• [GIVEN EXERCISE]: Your task is to transcribe all the entries exactly, excluding pictures.

[Rows from a figure dataset]
● ● ● ●
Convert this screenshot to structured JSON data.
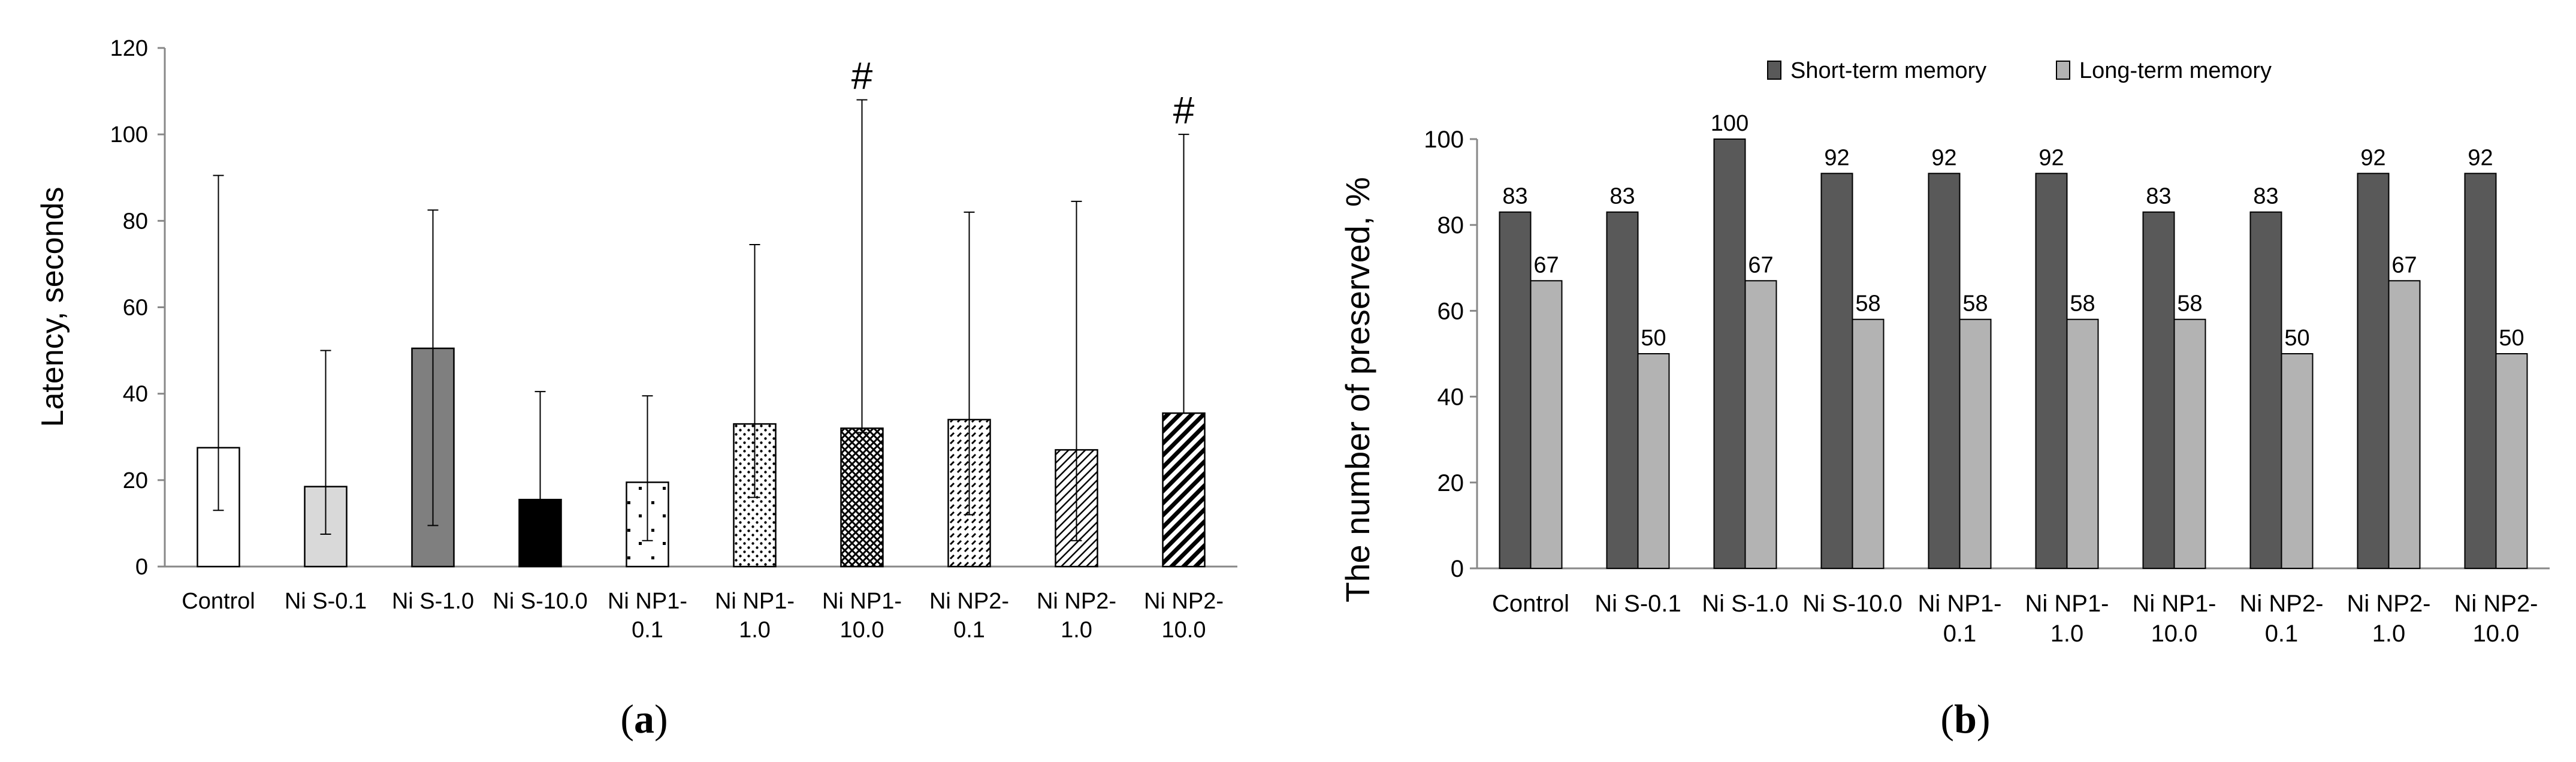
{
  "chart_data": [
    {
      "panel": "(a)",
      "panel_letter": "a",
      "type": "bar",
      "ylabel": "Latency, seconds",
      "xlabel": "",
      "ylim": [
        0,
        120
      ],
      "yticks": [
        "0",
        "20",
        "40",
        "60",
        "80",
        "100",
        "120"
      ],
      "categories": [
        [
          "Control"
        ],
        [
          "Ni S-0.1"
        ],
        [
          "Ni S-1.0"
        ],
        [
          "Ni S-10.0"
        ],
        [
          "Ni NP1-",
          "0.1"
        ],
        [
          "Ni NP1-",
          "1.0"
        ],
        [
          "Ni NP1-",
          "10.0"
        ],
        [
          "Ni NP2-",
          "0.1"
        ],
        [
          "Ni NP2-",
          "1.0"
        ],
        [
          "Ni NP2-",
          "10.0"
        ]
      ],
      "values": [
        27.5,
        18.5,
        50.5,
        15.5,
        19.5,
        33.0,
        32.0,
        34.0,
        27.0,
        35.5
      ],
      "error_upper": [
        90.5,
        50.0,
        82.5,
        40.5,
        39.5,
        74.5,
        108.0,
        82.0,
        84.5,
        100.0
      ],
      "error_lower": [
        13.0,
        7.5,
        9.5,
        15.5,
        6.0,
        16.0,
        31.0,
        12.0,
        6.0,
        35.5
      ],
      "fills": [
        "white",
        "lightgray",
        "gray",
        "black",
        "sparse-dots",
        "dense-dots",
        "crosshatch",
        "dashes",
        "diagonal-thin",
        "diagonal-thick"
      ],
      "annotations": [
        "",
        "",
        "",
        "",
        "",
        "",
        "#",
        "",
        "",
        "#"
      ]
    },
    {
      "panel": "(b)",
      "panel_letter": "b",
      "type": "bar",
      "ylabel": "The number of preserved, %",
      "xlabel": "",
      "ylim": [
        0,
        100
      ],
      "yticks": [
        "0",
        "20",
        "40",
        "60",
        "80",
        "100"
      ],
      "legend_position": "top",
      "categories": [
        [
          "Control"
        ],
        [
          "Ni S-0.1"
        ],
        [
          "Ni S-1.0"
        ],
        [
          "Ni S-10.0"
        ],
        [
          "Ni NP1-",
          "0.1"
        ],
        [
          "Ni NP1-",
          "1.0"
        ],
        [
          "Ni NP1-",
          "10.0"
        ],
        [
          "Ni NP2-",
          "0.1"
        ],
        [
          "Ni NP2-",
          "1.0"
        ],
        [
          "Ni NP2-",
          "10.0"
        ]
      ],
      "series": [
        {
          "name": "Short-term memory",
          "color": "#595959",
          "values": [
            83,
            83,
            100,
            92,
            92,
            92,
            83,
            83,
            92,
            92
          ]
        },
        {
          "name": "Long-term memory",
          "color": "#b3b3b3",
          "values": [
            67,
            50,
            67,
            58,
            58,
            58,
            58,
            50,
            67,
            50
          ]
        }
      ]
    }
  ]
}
● ● ● ●
• [OUTPUT BELOW]:
Convert this screenshot to structured JSON data.
{
  "chart_data": [
    {
      "panel": "(a)",
      "panel_letter": "a",
      "type": "bar",
      "ylabel": "Latency, seconds",
      "xlabel": "",
      "ylim": [
        0,
        120
      ],
      "yticks": [
        "0",
        "20",
        "40",
        "60",
        "80",
        "100",
        "120"
      ],
      "categories": [
        [
          "Control"
        ],
        [
          "Ni S-0.1"
        ],
        [
          "Ni S-1.0"
        ],
        [
          "Ni S-10.0"
        ],
        [
          "Ni NP1-",
          "0.1"
        ],
        [
          "Ni NP1-",
          "1.0"
        ],
        [
          "Ni NP1-",
          "10.0"
        ],
        [
          "Ni NP2-",
          "0.1"
        ],
        [
          "Ni NP2-",
          "1.0"
        ],
        [
          "Ni NP2-",
          "10.0"
        ]
      ],
      "values": [
        27.5,
        18.5,
        50.5,
        15.5,
        19.5,
        33.0,
        32.0,
        34.0,
        27.0,
        35.5
      ],
      "error_upper": [
        90.5,
        50.0,
        82.5,
        40.5,
        39.5,
        74.5,
        108.0,
        82.0,
        84.5,
        100.0
      ],
      "error_lower": [
        13.0,
        7.5,
        9.5,
        15.5,
        6.0,
        16.0,
        31.0,
        12.0,
        6.0,
        35.5
      ],
      "fills": [
        "white",
        "lightgray",
        "gray",
        "black",
        "sparse-dots",
        "dense-dots",
        "crosshatch",
        "dashes",
        "diagonal-thin",
        "diagonal-thick"
      ],
      "annotations": [
        "",
        "",
        "",
        "",
        "",
        "",
        "#",
        "",
        "",
        "#"
      ]
    },
    {
      "panel": "(b)",
      "panel_letter": "b",
      "type": "bar",
      "ylabel": "The number of preserved, %",
      "xlabel": "",
      "ylim": [
        0,
        100
      ],
      "yticks": [
        "0",
        "20",
        "40",
        "60",
        "80",
        "100"
      ],
      "legend_position": "top",
      "categories": [
        [
          "Control"
        ],
        [
          "Ni S-0.1"
        ],
        [
          "Ni S-1.0"
        ],
        [
          "Ni S-10.0"
        ],
        [
          "Ni NP1-",
          "0.1"
        ],
        [
          "Ni NP1-",
          "1.0"
        ],
        [
          "Ni NP1-",
          "10.0"
        ],
        [
          "Ni NP2-",
          "0.1"
        ],
        [
          "Ni NP2-",
          "1.0"
        ],
        [
          "Ni NP2-",
          "10.0"
        ]
      ],
      "series": [
        {
          "name": "Short-term memory",
          "color": "#595959",
          "values": [
            83,
            83,
            100,
            92,
            92,
            92,
            83,
            83,
            92,
            92
          ]
        },
        {
          "name": "Long-term memory",
          "color": "#b3b3b3",
          "values": [
            67,
            50,
            67,
            58,
            58,
            58,
            58,
            50,
            67,
            50
          ]
        }
      ]
    }
  ]
}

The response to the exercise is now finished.